__Stated goal__:
Your task is to output all the records below, word for word.

__Dataset__:
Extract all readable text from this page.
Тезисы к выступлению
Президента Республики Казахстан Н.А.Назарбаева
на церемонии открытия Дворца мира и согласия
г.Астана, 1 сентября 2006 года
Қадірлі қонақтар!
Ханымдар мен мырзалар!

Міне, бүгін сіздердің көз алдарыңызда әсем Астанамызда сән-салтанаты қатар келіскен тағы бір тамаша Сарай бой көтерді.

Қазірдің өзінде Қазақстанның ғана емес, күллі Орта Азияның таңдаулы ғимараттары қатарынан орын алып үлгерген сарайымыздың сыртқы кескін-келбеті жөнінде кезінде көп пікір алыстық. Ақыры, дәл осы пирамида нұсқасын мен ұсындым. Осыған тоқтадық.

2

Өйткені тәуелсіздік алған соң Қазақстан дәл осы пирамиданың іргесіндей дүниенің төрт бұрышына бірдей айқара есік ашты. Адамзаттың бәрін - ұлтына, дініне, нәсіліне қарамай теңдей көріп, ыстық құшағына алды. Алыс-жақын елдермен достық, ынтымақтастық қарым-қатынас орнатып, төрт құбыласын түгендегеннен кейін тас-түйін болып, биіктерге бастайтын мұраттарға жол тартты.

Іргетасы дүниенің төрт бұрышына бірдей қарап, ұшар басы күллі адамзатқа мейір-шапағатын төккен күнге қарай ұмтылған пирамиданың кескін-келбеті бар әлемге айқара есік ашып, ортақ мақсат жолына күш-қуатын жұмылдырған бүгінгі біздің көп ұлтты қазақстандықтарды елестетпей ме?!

__Exercise response__:
Extract all readable text from this page.
Тезисы к выступлению
Президента Республики Казахстан Н.А.Назарбаева
на церемонии открытия Дворца мира и согласия
г.Астана, 1 сентября 2006 года
Қадірлі қонақтар!
Ханымдар мен мырзалар!

Міне, бүгін сіздердің көз алдарыңызда әсем Астанамызда сән-салтанаты қатар келіскен тағы бір тамаша Сарай бой көтерді.

Қазірдің өзінде Қазақстанның ғана емес, күллі Орта Азияның таңдаулы ғимараттары қатарынан орын алып үлгерген сарайымыздың сыртқы кескін-келбеті жөнінде кезінде көп пікір алыстық. Ақыры, дәл осы пирамида нұсқасын мен ұсындым. Осыған тоқтадық.

2

Өйткені тәуелсіздік алған соң Қазақстан дәл осы пирамиданың іргесіндей дүниенің төрт бұрышына бірдей айқара есік ашты. Адамзаттың бәрін - ұлтына, дініне, нәсіліне қарамай теңдей көріп, ыстық құшағына алды. Алыс-жақын елдермен достық, ынтымақтастық қарым-қатынас орнатып, төрт құбыласын түгендегеннен кейін тас-түйін болып, биіктерге бастайтын мұраттарға жол тартты.

Іргетасы дүниенің төрт бұрышына бірдей қарап, ұшар басы күллі адамзатқа мейір-шапағатын төккен күнге қарай ұмтылған пирамиданың кескін-келбеті бар әлемге айқара есік ашып, ортақ мақсат жолына күш-қуатын жұмылдырған бүгінгі біздің көп ұлтты қазақстандықтарды елестетпей ме?!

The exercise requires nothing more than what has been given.